[Your goal]:
The entries below contain pictures. Retype everything except those pictures, exactly as given.

(Stored data)
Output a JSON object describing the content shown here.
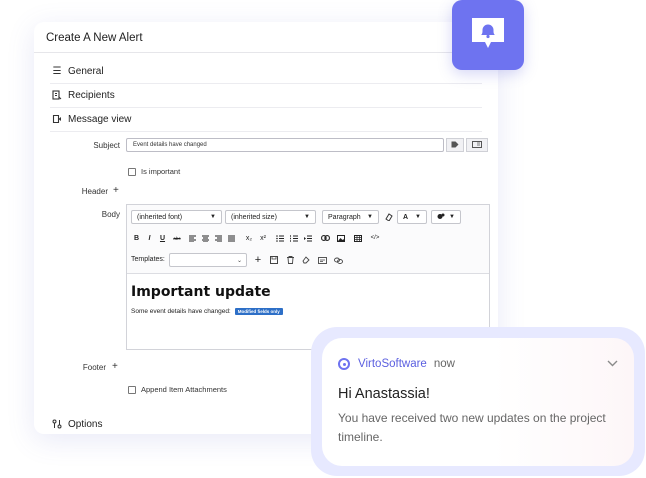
{
  "window": {
    "title": "Create A New Alert"
  },
  "sections": [
    {
      "label": "General",
      "icon": "list-icon"
    },
    {
      "label": "Recipients",
      "icon": "recipients-icon"
    },
    {
      "label": "Message view",
      "icon": "message-view-icon"
    }
  ],
  "options_section": {
    "label": "Options",
    "icon": "options-icon"
  },
  "form": {
    "subject_label": "Subject",
    "subject_value": "Event details have changed",
    "is_important_label": "Is important",
    "is_important_checked": false,
    "header_label": "Header",
    "body_label": "Body",
    "footer_label": "Footer",
    "append_attachments_label": "Append Item Attachments",
    "append_attachments_checked": false
  },
  "editor": {
    "font_select": "(inherited font)",
    "size_select": "(inherited size)",
    "block_select": "Paragraph",
    "font_color_label": "A",
    "templates_label": "Templates:",
    "templates_value": "",
    "heading": "Important update",
    "line_text": "Some event details have changed:",
    "badge_text": "Modified fields only",
    "format_buttons": [
      "B",
      "I",
      "U",
      "abc",
      "align-left",
      "align-center",
      "align-right",
      "justify",
      "x₂",
      "x²",
      "bulleted-list",
      "numbered-list",
      "indent",
      "link",
      "image",
      "table",
      "code"
    ]
  },
  "notification": {
    "app": "VirtoSoftware",
    "time": "now",
    "title": "Hi Anastassia!",
    "body": "You have received two new updates on the project timeline."
  },
  "colors": {
    "accent": "#6e73f0",
    "badge": "#2d6fc7",
    "notification_ring": "#e7e9ff"
  }
}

[Exercise response]:
Output a JSON object describing the content shown here.
{
  "window": {
    "title": "Create A New Alert"
  },
  "sections": [
    {
      "label": "General",
      "icon": "list-icon"
    },
    {
      "label": "Recipients",
      "icon": "recipients-icon"
    },
    {
      "label": "Message view",
      "icon": "message-view-icon"
    }
  ],
  "options_section": {
    "label": "Options",
    "icon": "options-icon"
  },
  "form": {
    "subject_label": "Subject",
    "subject_value": "Event details have changed",
    "is_important_label": "Is important",
    "is_important_checked": false,
    "header_label": "Header",
    "body_label": "Body",
    "footer_label": "Footer",
    "append_attachments_label": "Append Item Attachments",
    "append_attachments_checked": false
  },
  "editor": {
    "font_select": "(inherited font)",
    "size_select": "(inherited size)",
    "block_select": "Paragraph",
    "font_color_label": "A",
    "templates_label": "Templates:",
    "templates_value": "",
    "heading": "Important update",
    "line_text": "Some event details have changed:",
    "badge_text": "Modified fields only",
    "format_buttons": [
      "B",
      "I",
      "U",
      "abc",
      "align-left",
      "align-center",
      "align-right",
      "justify",
      "x₂",
      "x²",
      "bulleted-list",
      "numbered-list",
      "indent",
      "link",
      "image",
      "table",
      "code"
    ]
  },
  "notification": {
    "app": "VirtoSoftware",
    "time": "now",
    "title": "Hi Anastassia!",
    "body": "You have received two new updates on the project timeline."
  },
  "colors": {
    "accent": "#6e73f0",
    "badge": "#2d6fc7",
    "notification_ring": "#e7e9ff"
  }
}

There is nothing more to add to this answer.